● **EXERCISE DETAILS**: Return all lines below containing the word "Area".

● **ENTRIES**:
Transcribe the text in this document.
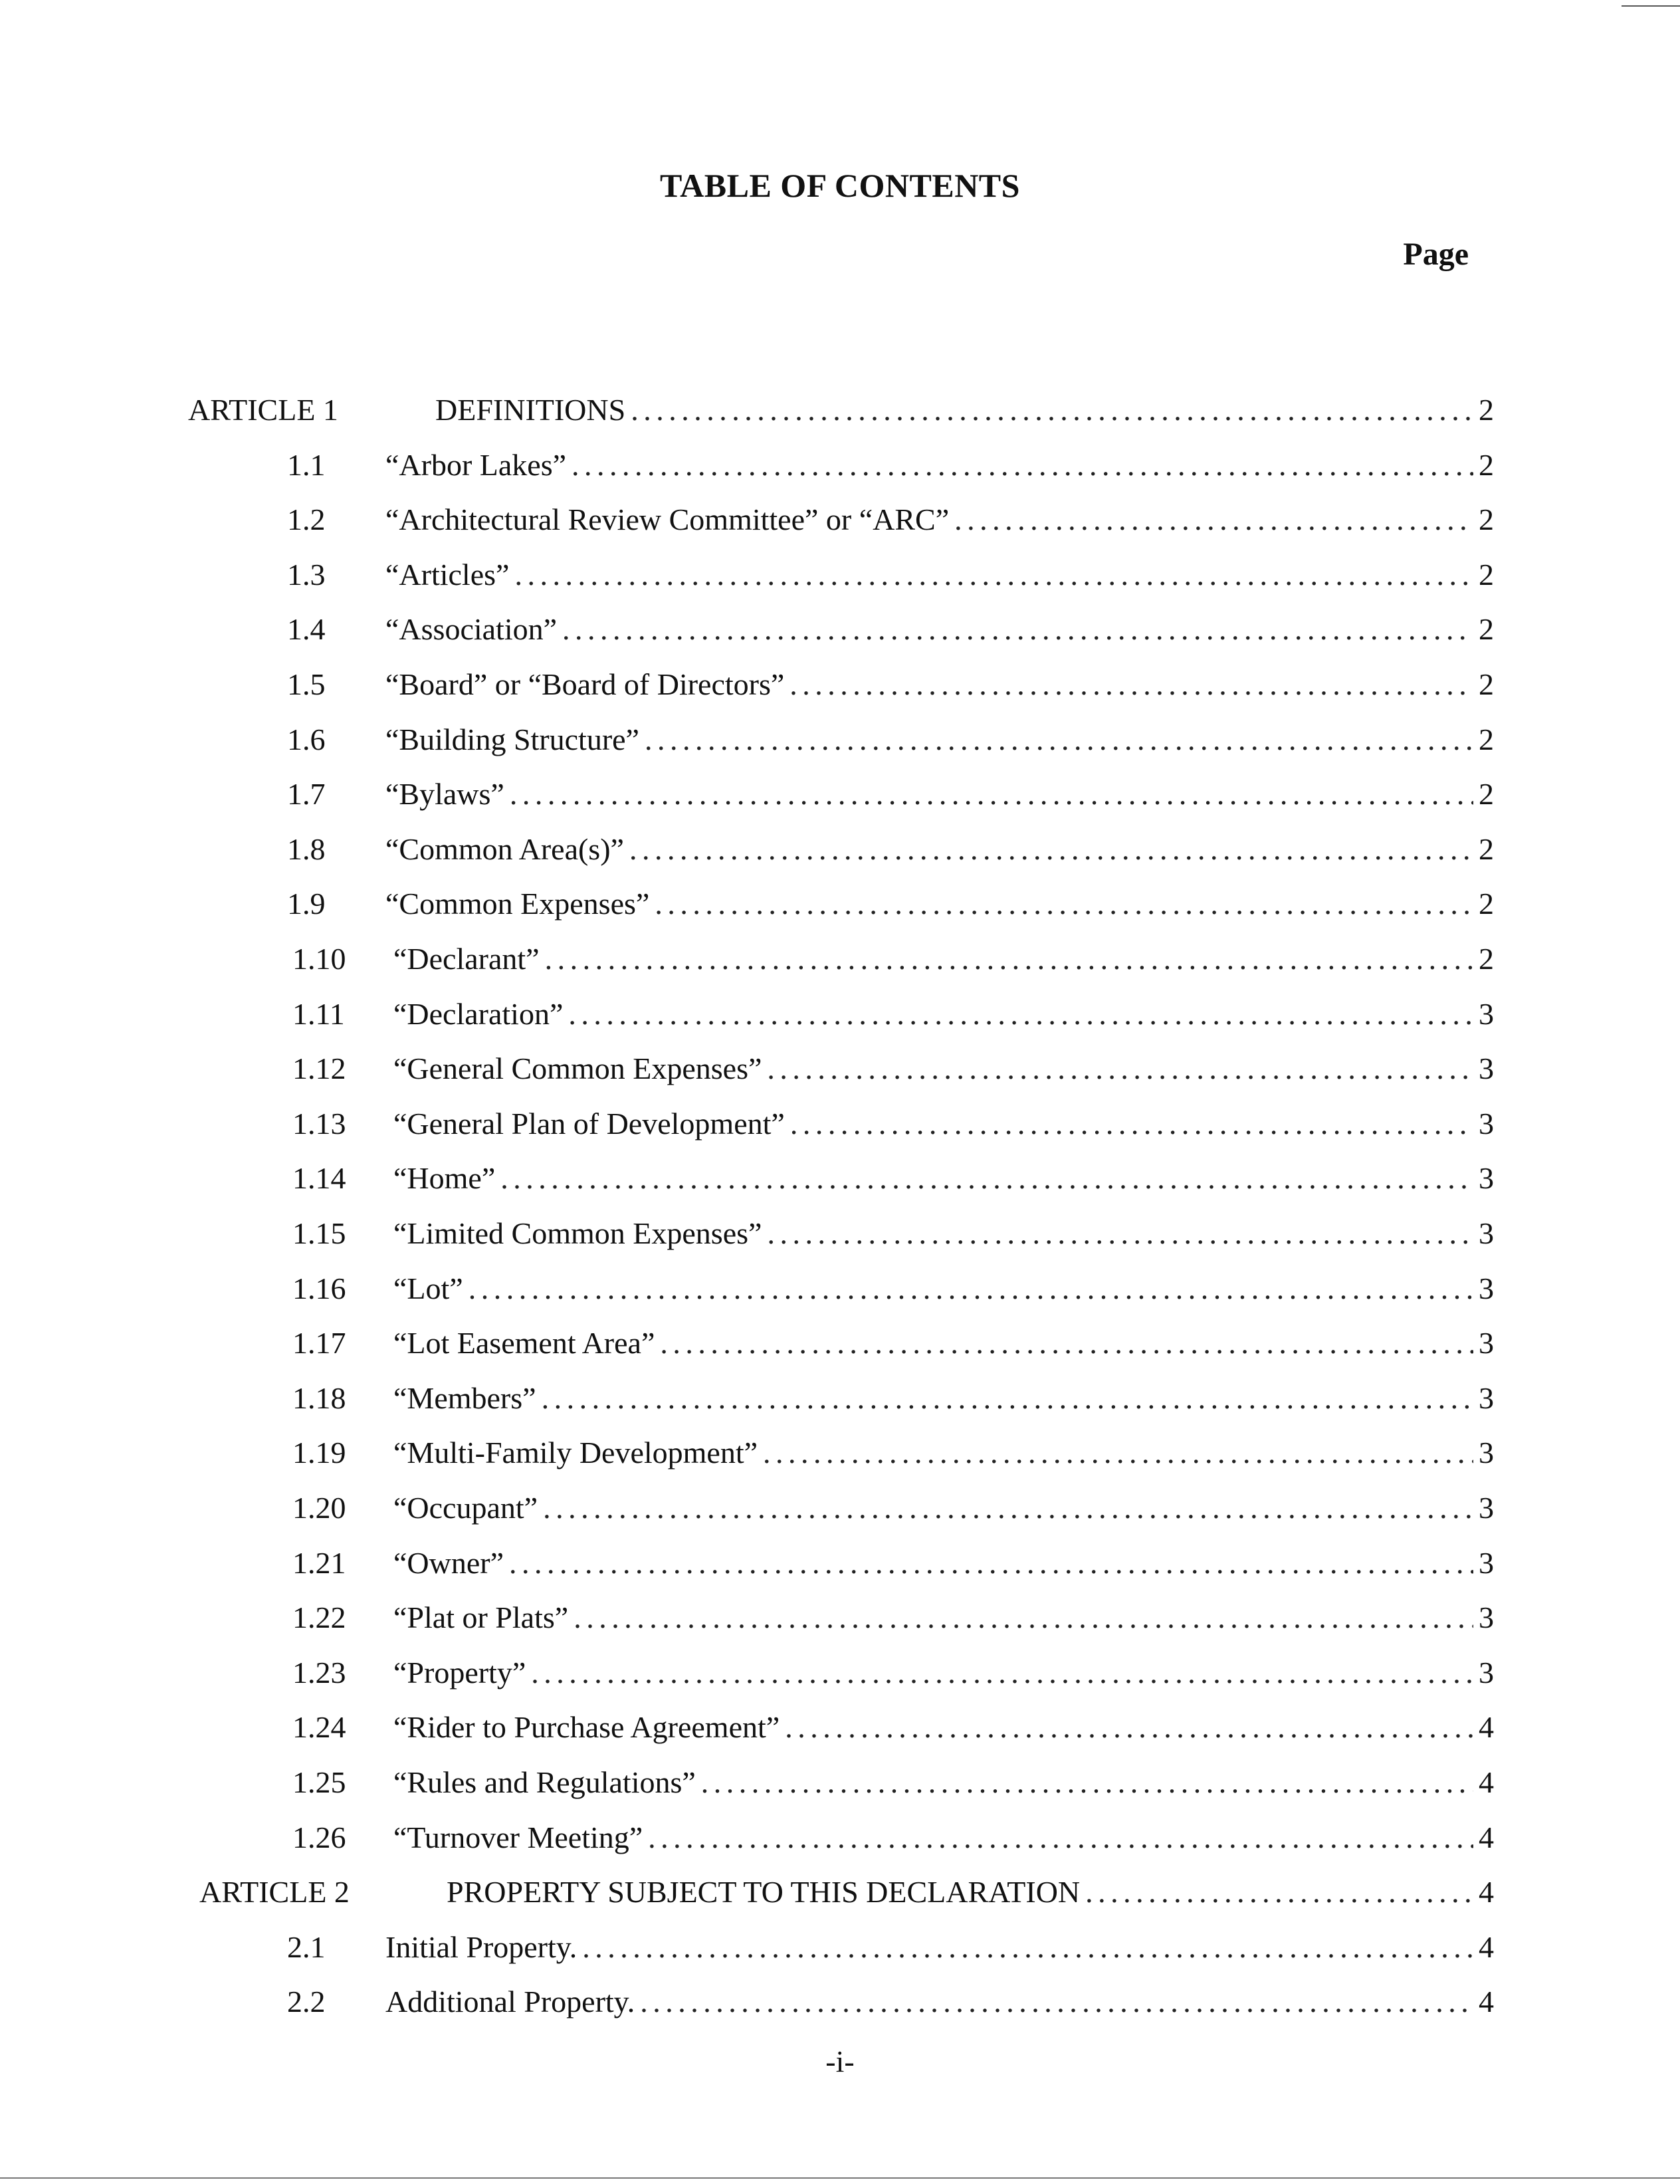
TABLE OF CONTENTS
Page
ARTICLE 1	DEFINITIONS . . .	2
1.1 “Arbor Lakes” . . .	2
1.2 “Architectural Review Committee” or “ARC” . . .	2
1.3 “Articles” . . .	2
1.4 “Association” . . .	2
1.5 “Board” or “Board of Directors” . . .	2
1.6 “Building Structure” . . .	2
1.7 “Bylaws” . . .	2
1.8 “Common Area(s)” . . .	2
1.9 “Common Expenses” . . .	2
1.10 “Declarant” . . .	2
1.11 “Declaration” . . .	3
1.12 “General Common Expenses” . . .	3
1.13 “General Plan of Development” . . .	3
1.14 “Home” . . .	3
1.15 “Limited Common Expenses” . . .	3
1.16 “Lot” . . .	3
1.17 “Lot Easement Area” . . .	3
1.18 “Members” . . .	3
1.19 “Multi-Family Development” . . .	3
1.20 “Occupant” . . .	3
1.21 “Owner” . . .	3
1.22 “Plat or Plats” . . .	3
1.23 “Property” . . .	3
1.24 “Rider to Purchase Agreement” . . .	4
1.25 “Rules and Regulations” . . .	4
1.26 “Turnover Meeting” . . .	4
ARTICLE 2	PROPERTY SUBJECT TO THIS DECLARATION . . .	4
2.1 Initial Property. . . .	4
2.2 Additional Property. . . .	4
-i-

● **COMPLETE ANSWER**:
1.8 “Common Area(s)” . . .	2
1.17 “Lot Easement Area” . . .	3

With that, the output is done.